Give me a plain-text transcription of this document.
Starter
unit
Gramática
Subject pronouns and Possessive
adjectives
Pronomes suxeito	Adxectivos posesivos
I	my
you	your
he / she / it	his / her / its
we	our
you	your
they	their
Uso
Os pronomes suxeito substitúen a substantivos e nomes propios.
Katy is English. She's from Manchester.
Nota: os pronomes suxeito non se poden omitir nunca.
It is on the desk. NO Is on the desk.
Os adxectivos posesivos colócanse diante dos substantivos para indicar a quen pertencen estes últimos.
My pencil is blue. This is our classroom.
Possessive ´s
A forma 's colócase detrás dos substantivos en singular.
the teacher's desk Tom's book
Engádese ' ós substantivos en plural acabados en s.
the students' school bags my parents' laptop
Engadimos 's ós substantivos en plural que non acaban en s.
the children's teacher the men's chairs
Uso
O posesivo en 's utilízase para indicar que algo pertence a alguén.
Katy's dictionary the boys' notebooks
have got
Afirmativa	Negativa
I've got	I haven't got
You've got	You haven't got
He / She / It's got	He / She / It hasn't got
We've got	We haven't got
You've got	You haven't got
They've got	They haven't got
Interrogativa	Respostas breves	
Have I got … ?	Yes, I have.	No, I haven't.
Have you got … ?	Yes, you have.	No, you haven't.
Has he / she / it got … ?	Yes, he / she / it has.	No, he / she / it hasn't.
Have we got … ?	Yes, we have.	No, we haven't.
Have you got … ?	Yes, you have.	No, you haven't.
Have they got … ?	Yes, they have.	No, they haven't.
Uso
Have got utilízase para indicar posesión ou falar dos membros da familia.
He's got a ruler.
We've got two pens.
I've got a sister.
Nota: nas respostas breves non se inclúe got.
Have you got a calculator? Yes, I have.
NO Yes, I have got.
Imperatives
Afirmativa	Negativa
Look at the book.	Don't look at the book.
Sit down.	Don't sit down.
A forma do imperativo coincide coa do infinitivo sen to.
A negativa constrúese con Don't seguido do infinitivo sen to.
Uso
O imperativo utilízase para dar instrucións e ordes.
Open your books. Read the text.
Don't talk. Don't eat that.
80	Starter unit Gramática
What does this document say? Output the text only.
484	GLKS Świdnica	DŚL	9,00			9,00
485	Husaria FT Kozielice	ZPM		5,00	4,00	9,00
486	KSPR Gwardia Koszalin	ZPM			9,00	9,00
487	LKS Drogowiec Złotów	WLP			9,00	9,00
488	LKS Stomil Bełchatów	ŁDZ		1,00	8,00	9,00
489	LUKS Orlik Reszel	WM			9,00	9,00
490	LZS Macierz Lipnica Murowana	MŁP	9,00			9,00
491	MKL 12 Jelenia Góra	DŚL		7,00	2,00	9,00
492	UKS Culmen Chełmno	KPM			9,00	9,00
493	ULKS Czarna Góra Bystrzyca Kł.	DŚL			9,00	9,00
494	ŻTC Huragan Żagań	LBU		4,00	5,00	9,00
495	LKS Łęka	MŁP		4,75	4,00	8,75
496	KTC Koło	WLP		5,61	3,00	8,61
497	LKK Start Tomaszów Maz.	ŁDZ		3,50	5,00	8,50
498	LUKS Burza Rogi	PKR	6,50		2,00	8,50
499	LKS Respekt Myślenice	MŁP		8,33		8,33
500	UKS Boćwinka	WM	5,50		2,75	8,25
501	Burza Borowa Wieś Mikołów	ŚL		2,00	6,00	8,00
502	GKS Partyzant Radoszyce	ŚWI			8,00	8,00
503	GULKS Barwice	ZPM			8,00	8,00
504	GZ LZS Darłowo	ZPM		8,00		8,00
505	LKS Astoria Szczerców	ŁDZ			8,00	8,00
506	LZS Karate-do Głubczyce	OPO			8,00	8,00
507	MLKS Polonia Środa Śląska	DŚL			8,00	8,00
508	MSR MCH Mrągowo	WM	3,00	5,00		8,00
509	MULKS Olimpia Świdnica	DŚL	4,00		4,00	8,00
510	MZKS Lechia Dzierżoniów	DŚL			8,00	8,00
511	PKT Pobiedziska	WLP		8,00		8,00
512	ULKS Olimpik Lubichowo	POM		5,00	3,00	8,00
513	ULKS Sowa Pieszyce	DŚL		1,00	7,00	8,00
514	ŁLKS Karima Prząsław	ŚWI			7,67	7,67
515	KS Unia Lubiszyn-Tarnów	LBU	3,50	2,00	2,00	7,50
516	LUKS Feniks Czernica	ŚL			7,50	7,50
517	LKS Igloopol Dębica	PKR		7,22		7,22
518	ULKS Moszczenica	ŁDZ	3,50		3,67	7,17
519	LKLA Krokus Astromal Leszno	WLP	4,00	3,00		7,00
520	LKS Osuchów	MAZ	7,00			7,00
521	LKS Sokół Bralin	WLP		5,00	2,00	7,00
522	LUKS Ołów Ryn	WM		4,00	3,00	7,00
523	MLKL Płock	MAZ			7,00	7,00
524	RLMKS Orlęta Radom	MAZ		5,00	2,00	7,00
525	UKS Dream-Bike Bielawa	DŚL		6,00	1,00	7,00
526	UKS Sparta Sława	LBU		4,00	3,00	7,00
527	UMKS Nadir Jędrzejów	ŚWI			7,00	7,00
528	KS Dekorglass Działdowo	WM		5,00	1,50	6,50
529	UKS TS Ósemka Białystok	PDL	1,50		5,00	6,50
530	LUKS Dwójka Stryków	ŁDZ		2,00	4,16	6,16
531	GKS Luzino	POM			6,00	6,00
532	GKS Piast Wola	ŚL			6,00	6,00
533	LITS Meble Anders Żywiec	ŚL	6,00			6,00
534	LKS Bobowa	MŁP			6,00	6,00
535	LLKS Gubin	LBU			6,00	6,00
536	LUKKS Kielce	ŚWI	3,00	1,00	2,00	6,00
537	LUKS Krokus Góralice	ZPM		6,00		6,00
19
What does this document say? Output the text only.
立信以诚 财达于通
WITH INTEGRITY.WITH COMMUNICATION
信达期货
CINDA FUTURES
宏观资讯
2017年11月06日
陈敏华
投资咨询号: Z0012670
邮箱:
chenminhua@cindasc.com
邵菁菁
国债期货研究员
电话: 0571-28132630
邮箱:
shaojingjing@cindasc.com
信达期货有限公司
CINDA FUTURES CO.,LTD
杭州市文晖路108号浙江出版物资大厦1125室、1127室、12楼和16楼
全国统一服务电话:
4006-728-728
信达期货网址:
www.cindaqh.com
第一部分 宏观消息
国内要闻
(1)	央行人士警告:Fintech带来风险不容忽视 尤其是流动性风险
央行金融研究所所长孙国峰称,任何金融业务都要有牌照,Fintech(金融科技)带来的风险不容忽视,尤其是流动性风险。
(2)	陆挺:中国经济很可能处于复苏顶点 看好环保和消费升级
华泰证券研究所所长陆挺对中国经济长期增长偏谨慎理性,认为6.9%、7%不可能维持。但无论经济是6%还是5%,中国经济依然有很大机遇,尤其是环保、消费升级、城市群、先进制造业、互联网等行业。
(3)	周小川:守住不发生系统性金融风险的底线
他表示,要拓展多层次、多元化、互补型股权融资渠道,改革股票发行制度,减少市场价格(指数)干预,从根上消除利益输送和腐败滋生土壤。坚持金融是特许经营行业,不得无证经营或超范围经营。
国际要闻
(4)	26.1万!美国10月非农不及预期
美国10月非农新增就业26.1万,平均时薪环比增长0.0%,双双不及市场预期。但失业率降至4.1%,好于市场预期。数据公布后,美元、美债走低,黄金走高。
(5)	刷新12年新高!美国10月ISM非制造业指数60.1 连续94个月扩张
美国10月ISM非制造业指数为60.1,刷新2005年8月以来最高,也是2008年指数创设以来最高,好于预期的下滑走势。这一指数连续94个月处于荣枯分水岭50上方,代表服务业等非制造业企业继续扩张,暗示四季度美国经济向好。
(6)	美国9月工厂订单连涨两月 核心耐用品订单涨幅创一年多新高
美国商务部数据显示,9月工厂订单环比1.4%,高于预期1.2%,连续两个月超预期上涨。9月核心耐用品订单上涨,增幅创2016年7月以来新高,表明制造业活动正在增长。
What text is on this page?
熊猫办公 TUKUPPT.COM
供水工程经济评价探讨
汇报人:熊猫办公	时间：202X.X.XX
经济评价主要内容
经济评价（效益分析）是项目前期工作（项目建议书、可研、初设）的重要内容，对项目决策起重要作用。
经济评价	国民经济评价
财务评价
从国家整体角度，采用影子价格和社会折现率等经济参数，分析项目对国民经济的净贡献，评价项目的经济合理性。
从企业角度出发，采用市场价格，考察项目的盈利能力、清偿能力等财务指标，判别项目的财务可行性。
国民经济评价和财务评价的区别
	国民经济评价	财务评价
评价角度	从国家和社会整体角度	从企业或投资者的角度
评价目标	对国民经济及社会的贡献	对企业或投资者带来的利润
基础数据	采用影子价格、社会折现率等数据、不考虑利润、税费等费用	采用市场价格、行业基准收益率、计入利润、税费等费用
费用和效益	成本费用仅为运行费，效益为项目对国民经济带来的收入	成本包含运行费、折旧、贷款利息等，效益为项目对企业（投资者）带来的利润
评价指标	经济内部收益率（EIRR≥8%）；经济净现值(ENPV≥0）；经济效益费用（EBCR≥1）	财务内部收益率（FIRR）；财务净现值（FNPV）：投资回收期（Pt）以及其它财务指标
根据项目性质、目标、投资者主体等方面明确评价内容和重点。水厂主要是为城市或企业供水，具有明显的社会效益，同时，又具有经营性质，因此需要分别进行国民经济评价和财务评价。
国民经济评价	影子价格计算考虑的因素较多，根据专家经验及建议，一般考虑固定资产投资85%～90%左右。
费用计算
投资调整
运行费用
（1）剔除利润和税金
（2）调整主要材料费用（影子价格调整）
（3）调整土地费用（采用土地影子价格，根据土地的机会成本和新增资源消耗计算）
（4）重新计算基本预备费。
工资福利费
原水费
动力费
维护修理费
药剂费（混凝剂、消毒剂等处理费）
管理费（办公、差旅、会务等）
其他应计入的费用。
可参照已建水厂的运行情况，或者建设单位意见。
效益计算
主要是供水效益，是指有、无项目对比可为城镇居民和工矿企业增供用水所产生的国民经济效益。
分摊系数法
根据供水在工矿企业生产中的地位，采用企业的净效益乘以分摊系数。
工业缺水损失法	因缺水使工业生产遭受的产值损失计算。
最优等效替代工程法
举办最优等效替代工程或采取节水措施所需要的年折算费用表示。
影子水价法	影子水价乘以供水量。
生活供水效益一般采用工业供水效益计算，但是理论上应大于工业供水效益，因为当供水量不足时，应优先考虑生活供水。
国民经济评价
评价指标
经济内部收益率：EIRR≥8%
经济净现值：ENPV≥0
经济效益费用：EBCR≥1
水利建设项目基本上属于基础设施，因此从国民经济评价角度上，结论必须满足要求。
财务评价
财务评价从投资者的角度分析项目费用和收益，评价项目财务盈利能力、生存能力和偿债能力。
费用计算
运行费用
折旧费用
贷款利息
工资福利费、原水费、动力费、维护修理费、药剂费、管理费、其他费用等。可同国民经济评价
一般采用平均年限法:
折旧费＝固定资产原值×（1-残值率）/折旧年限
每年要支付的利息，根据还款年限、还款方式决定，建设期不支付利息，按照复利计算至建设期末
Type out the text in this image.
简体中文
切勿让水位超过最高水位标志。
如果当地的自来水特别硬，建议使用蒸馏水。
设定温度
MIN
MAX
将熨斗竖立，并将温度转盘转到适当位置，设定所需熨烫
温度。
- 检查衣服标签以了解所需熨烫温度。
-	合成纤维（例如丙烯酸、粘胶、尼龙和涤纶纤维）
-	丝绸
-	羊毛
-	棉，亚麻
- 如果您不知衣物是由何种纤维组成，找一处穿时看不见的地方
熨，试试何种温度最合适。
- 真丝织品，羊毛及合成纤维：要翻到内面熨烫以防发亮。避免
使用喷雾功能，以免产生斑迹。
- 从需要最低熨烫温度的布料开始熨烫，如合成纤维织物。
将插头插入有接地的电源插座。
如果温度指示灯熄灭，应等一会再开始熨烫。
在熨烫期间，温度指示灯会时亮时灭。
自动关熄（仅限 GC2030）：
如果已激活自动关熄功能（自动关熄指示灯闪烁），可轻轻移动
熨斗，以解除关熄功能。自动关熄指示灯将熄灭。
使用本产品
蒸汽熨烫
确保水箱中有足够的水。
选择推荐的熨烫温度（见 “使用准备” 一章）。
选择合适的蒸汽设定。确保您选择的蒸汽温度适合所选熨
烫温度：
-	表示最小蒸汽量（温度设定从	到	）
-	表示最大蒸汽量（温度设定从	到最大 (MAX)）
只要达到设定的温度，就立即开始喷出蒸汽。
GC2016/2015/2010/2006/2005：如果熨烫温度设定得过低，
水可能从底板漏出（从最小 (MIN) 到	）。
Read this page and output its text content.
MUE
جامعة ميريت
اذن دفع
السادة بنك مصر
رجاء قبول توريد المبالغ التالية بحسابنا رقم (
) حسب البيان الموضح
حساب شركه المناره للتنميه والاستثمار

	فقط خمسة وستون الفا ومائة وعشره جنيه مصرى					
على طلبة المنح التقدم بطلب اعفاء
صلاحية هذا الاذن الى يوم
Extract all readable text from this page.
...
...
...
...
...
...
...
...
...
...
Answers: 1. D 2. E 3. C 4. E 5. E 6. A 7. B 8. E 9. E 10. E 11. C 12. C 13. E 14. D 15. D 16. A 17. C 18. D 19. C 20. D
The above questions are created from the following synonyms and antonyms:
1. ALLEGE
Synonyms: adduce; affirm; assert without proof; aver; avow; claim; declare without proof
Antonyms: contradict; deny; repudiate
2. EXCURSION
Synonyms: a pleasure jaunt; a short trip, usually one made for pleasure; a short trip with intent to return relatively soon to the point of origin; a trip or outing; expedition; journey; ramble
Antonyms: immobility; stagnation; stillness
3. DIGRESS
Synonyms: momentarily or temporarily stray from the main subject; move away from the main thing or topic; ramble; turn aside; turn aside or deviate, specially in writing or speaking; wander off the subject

────────

Problem requirements:
List every line above that contains the word "LUKS".

Final result:
489	LUKS Orlik Reszel	WM			9,00	9,00
498	LUKS Burza Rogi	PKR	6,50		2,00	8,50
516	LUKS Feniks Czernica	ŚL			7,50	7,50
522	LUKS Ołów Ryn	WM		4,00	3,00	7,00
530	LUKS Dwójka Stryków	ŁDZ		2,00	4,16	6,16
537	LUKS Krokus Góralice	ZPM		6,00		6,00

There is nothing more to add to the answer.